▸ **WORK INSTRUCTIONS**
1. Summarize the court opinion excerpt on underinsurance coverage below in two sentences.
2. In the court opinion excerpt on underinsurance coverage below, which case is cited for the rule that when an ambiguity requires resort to extrinsic evidence, the question is one of fact?

▸ **DOCUMENT SECTION**
___

The trial court ultimately found that the intent of the parties was for underinsurance which would pay the limits of the policy, but only as reduced by the *626 limits of the tortfeasor's liability policy. The court also concluded that sec. 631.43, Stats., was not applicable to reducing clauses in underinsured motorist coverage.

[2]

Kuehn contends that the underinsurance coverage is ambiguous, which therefore presents a question of law. She argues whenever an ambiguity exists in a contract of insurance, it should be strictly construed in favor of the insured, and Safeco cannot deny coverage based on an endorsement not included with the policy. We note, however, that when doubt as to the meaning of a contract has been removed by the construction placed upon the contract by the parties, as evidenced by acts or conduct, indicating a mutual intent, the rule that a policy must be construed against the insurer is not to be applied. State ex rel. Northwestern Mut. Life Ins. Co. v. Bland, 189 S.W.2d 542, 549 (Mo. 1945) (policy was silent concerning matters covered by an assignment agreement).

We find no authority that mere silence is the equivalent of ambiguity. The fundamental question was the intent of the parties, which had to be determined by extrinsic evidence. Insurance contracts should be construed to effect the parties' true intent and the extent of policy coverage. Gonzalez v. City of Franklin, 137 Wis. 2d 109, 122, 403 N.W.2d 747, 752 (1987). Therefore, the question for the trial court was one of fact. In Thurston v. Burnett & Beaver Dam Farmers' Mutual Fire Insurance Co., 98 Wis. 476, 478-79, 74 N.W. 131, 132 (1898), in deciding that no factual issue had been presented in construing the terms of a fire insurance policy, the court explained that

*627 where there is no uncertainty as to the meaning of the words used in the contract, and where such uncertainty exists but there is no extrinsic evidence or circumstance bearing on the subject to be considered in determining the meaning attributed to them by the parties when the contract was made, the proper interpretation of the words and construction of the contract are solely for the court. [Emphasis added.]

See also Bauman v. Midland Union Ins. Co., 261 Wis. 449, 451, 53 N.W.2d 529, 530 (1952) (general rule is that construction of words and clauses in insurance policy, where construction does not depend on extrinsic facts, is question of law for court to decide); Jones v. Jenkins, 88 Wis. 2d 712, 722, 277 N.W.2d 815, 819 (1979) (where ambiguity exists which requires resort to extrinsic evidence, question is one of fact).

___

▸ **DATA SEGMENT**
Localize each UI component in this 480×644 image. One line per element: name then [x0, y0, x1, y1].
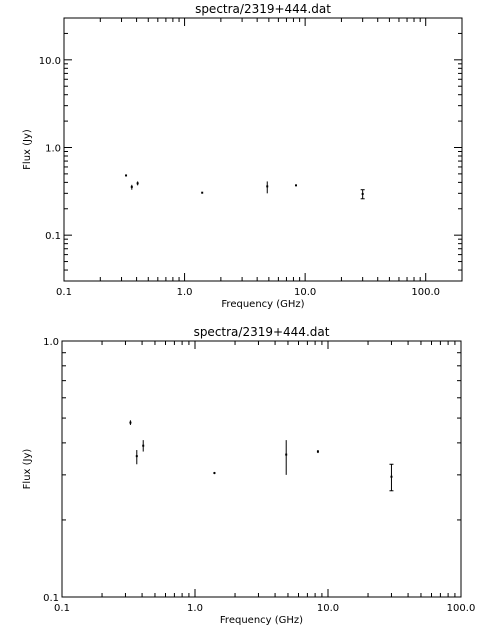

___

▸ **WRITTEN RESPONSES**
1. The trial court found that the parties intended underinsurance that would pay the policy limits reduced by the limits of the tortfeasor's liability policy, and it held that sec. 631.43, Stats., did not apply to reducing clauses in underinsured motorist coverage. Kuehn argued that the coverage was ambiguous and should be construed in her favor, but the court found no authority that mere silence equals ambiguity and held that, because the parties' intent had to be determined by extrinsic evidence, the question for the trial court was one of fact.

2. Jones v. Jenkins, 88 Wis. 2d 712 (1979).